--- start of Supplied material ---

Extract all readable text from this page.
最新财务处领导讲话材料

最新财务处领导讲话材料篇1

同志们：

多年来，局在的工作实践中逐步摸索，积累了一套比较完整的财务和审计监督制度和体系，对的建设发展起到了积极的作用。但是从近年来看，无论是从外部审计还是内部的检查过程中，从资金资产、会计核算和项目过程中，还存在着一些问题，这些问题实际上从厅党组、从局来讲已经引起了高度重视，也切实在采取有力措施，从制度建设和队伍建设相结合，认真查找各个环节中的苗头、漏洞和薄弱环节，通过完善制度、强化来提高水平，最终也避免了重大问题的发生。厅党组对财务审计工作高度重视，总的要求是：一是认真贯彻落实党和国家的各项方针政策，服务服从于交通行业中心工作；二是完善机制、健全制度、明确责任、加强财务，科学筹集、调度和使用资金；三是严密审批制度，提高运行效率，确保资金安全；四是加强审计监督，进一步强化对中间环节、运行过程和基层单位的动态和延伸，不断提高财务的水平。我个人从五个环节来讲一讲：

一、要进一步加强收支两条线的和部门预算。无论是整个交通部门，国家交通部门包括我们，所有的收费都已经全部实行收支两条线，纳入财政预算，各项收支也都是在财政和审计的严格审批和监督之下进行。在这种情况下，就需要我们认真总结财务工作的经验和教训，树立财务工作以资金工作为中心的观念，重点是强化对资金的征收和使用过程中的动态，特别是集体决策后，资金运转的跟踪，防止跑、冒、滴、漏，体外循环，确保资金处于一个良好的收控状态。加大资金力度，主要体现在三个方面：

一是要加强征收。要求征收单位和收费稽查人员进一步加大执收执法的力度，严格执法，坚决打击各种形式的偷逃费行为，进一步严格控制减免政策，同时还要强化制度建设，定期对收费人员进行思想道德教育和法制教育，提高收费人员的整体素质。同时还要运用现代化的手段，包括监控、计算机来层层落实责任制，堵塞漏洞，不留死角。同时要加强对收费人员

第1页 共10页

--- end of Supplied material ---

Exercise instructions:
Above are the records; retype every one exactly.

Response to this exercise:
Extract all readable text from this page.
最新财务处领导讲话材料

最新财务处领导讲话材料篇1

同志们：

多年来，局在的工作实践中逐步摸索，积累了一套比较完整的财务和审计监督制度和体系，对的建设发展起到了积极的作用。但是从近年来看，无论是从外部审计还是内部的检查过程中，从资金资产、会计核算和项目过程中，还存在着一些问题，这些问题实际上从厅党组、从局来讲已经引起了高度重视，也切实在采取有力措施，从制度建设和队伍建设相结合，认真查找各个环节中的苗头、漏洞和薄弱环节，通过完善制度、强化来提高水平，最终也避免了重大问题的发生。厅党组对财务审计工作高度重视，总的要求是：一是认真贯彻落实党和国家的各项方针政策，服务服从于交通行业中心工作；二是完善机制、健全制度、明确责任、加强财务，科学筹集、调度和使用资金；三是严密审批制度，提高运行效率，确保资金安全；四是加强审计监督，进一步强化对中间环节、运行过程和基层单位的动态和延伸，不断提高财务的水平。我个人从五个环节来讲一讲：

一、要进一步加强收支两条线的和部门预算。无论是整个交通部门，国家交通部门包括我们，所有的收费都已经全部实行收支两条线，纳入财政预算，各项收支也都是在财政和审计的严格审批和监督之下进行。在这种情况下，就需要我们认真总结财务工作的经验和教训，树立财务工作以资金工作为中心的观念，重点是强化对资金的征收和使用过程中的动态，特别是集体决策后，资金运转的跟踪，防止跑、冒、滴、漏，体外循环，确保资金处于一个良好的收控状态。加大资金力度，主要体现在三个方面：

一是要加强征收。要求征收单位和收费稽查人员进一步加大执收执法的力度，严格执法，坚决打击各种形式的偷逃费行为，进一步严格控制减免政策，同时还要强化制度建设，定期对收费人员进行思想道德教育和法制教育，提高收费人员的整体素质。同时还要运用现代化的手段，包括监控、计算机来层层落实责任制，堵塞漏洞，不留死角。同时要加强对收费人员

第1页 共10页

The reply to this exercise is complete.